● What the exercise asks
Only the number is wanted: tally the lines below that contain the word "clientes".
>> START Input rows
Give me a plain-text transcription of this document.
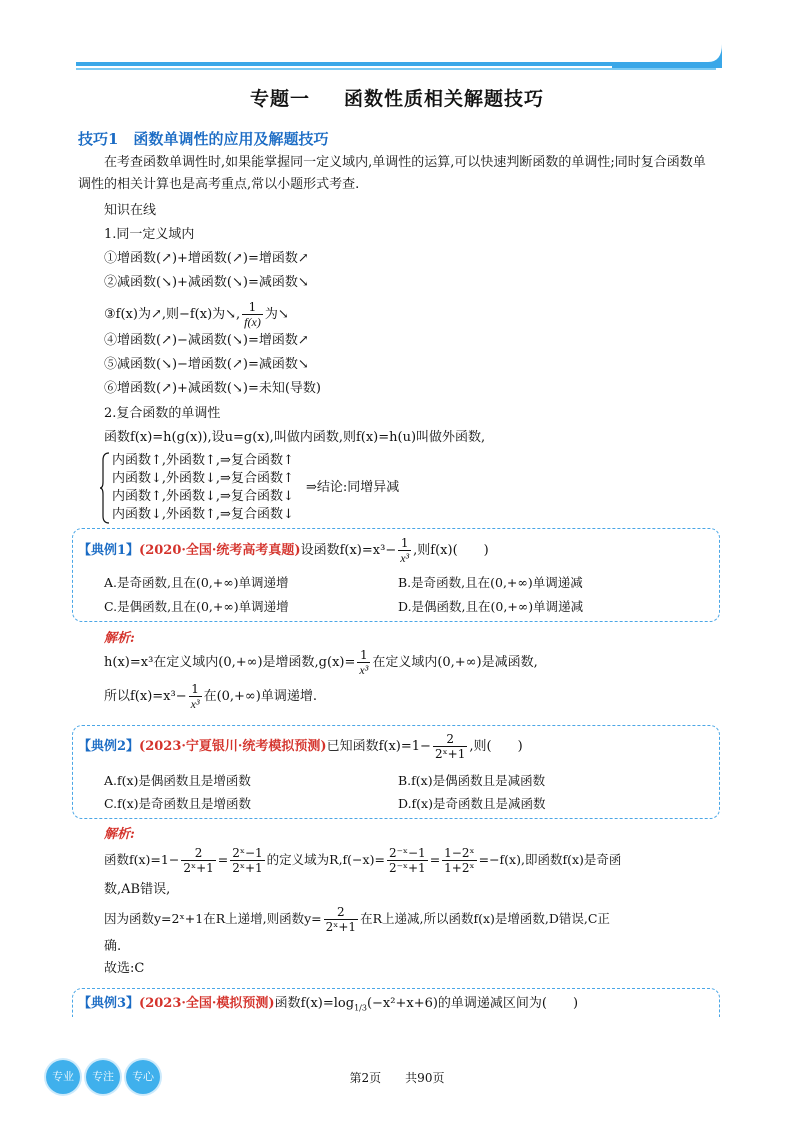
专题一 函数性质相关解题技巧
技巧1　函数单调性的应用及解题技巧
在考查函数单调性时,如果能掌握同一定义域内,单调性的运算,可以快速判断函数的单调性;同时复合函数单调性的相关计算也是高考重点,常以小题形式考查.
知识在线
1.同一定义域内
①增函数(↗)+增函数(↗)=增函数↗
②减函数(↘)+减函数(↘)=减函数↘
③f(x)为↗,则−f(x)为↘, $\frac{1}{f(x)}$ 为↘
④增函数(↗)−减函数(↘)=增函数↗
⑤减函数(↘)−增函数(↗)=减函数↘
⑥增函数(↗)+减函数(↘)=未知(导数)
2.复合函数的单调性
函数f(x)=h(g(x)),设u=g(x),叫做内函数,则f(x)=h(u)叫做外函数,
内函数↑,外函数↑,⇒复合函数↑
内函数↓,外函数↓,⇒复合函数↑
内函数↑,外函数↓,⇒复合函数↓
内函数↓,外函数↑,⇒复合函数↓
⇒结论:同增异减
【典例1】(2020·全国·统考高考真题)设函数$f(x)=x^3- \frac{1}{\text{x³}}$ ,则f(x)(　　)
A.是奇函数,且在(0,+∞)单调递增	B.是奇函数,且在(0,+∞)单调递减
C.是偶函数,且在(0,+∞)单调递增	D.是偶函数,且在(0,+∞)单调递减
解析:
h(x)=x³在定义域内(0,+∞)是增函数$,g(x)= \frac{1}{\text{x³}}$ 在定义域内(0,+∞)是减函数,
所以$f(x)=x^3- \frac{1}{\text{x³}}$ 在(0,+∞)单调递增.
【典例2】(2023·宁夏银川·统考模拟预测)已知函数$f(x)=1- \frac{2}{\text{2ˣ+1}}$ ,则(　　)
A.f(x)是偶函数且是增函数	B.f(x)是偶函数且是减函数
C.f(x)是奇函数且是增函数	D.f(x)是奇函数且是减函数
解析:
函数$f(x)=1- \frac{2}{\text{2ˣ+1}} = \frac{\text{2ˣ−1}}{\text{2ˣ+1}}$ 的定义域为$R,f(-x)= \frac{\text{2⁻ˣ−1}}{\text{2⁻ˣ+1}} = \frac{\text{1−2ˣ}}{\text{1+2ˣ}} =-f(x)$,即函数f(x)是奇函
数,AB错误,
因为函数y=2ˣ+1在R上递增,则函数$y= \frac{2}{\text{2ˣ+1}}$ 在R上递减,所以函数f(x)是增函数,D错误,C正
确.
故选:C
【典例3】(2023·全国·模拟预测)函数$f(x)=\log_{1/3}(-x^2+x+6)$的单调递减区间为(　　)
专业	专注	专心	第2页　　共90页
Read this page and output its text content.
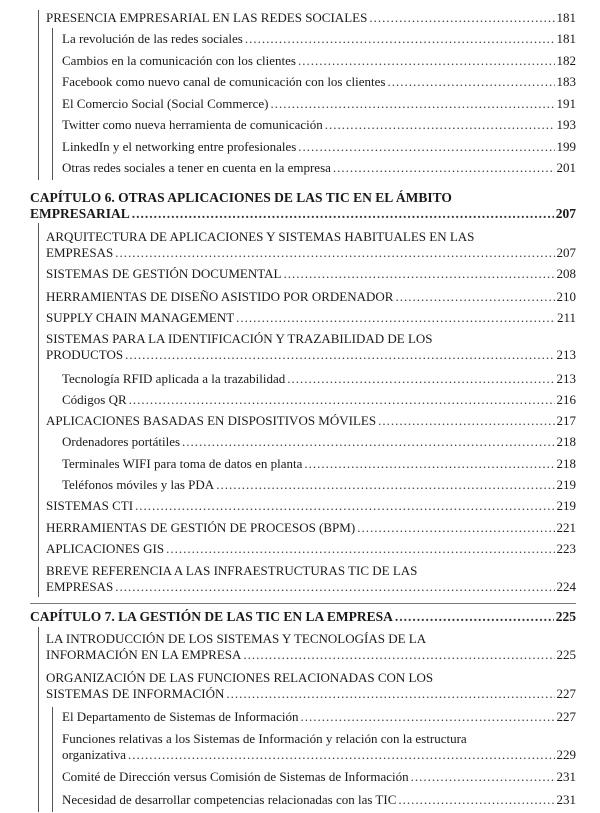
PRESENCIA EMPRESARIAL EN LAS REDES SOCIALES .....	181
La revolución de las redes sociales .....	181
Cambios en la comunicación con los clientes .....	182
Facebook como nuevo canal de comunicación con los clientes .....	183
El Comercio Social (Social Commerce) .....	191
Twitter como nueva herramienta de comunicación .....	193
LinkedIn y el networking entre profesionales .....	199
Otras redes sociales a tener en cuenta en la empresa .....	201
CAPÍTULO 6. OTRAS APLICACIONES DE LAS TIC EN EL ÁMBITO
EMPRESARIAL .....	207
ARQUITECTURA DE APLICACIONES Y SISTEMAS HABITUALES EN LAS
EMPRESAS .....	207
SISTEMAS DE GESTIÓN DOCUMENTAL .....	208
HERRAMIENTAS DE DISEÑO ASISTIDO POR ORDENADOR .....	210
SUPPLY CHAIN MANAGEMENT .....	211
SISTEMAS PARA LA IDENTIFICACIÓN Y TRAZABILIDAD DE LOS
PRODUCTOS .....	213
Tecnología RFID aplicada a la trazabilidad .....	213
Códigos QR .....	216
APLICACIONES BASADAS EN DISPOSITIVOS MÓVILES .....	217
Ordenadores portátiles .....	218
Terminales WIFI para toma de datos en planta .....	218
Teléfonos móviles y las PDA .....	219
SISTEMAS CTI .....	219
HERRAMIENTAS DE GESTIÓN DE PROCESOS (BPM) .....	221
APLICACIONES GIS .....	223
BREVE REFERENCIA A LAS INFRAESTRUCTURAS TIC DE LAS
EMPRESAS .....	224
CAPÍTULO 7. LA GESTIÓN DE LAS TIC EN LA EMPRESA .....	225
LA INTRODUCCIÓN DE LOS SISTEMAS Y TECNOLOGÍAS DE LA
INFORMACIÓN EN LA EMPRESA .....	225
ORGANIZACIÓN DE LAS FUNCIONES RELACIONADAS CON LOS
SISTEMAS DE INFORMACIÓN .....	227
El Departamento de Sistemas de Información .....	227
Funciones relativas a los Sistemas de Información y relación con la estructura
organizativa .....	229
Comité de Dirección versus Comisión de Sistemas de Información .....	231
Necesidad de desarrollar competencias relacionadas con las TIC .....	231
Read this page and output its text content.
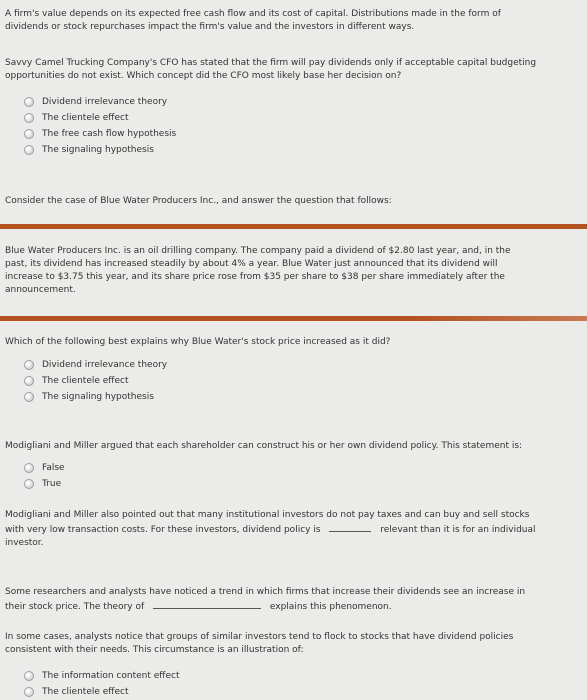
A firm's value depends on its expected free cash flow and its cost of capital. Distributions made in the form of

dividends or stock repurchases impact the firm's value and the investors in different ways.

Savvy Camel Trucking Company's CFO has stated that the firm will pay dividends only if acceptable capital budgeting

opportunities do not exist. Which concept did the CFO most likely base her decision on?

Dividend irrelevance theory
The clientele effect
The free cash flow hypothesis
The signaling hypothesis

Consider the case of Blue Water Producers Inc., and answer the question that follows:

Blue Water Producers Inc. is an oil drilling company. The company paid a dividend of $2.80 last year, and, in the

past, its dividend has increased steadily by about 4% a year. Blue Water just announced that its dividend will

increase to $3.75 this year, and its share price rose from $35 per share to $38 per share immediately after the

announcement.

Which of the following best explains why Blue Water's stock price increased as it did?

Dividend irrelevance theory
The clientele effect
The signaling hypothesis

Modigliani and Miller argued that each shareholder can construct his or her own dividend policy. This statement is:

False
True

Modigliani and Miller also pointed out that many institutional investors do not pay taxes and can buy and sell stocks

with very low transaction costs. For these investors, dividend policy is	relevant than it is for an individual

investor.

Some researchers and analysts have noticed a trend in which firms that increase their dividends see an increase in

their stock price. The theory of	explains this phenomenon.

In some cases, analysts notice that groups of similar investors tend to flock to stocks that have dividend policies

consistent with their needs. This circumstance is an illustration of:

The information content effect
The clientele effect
>> END Input rows
● Completed exercise
2